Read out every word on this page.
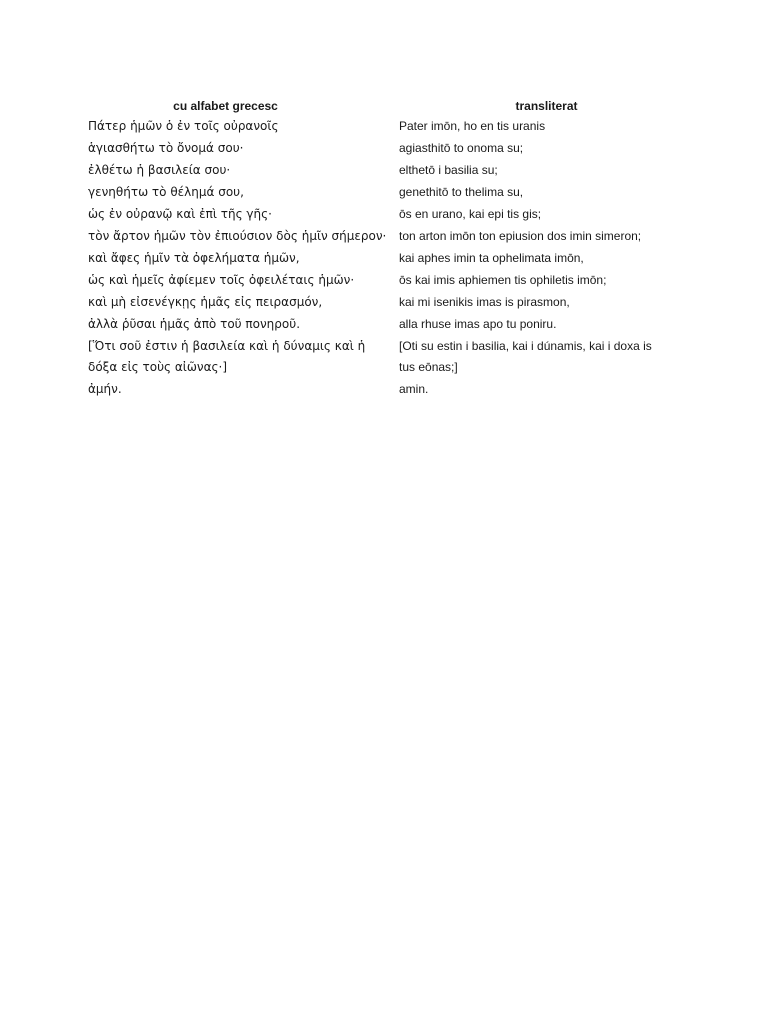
cu alfabet grecesc	transliterat
Πάτερ ἡμῶν ὁ ἐν τοῖς οὐρανοῖς	Pater imōn, ho en tis uranis
ἁγιασθήτω τὸ ὄνομά σου·	agiasthitō to onoma su;
ἐλθέτω ἡ βασιλεία σου·	elthetō i basilia su;
γενηθήτω τὸ θέλημά σου,	genethitō to thelima su,
ὡς ἐν οὐρανῷ καὶ ἐπὶ τῆς γῆς·	ōs en urano, kai epi tis gis;
τὸν ἄρτον ἡμῶν τὸν ἐπιούσιον δὸς ἡμῖν σήμερον·	ton arton imōn ton epiusion dos imin simeron;
καὶ ἄφες ἡμῖν τὰ ὀφελήματα ἡμῶν,	kai aphes imin ta ophelimata imōn,
ὡς καὶ ἡμεῖς ἀφίεμεν τοῖς ὀφειλέταις ἡμῶν·	ōs kai imis aphiemen tis ophiletis imōn;
καὶ μὴ εἰσενέγκῃς ἡμᾶς εἰς πειρασμόν,	kai mi isenikis imas is pirasmon,
ἀλλὰ ῥῦσαι ἡμᾶς ἀπὸ τοῦ πονηροῦ.	alla rhuse imas apo tu poniru.
[Ὅτι σοῦ ἐστιν ἡ βασιλεία καὶ ἡ δύναμις καὶ ἡ δόξα εἰς τοὺς αἰῶνας·]	[Oti su estin i basilia, kai i dúnamis, kai i doxa is tus eōnas;]
ἀμήν.	amin.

::::

GOAL:
Return from the data every line that holds "βασιλεία".

OUTPUT OF THE EXERCISE:
ἐλθέτω ἡ βασιλεία σου·	elthetō i basilia su;
[Ὅτι σοῦ ἐστιν ἡ βασιλεία καὶ ἡ δύναμις καὶ ἡ δόξα εἰς τοὺς αἰῶνας·]	[Oti su estin i basilia, kai i dúnamis, kai i doxa is tus eōnas;]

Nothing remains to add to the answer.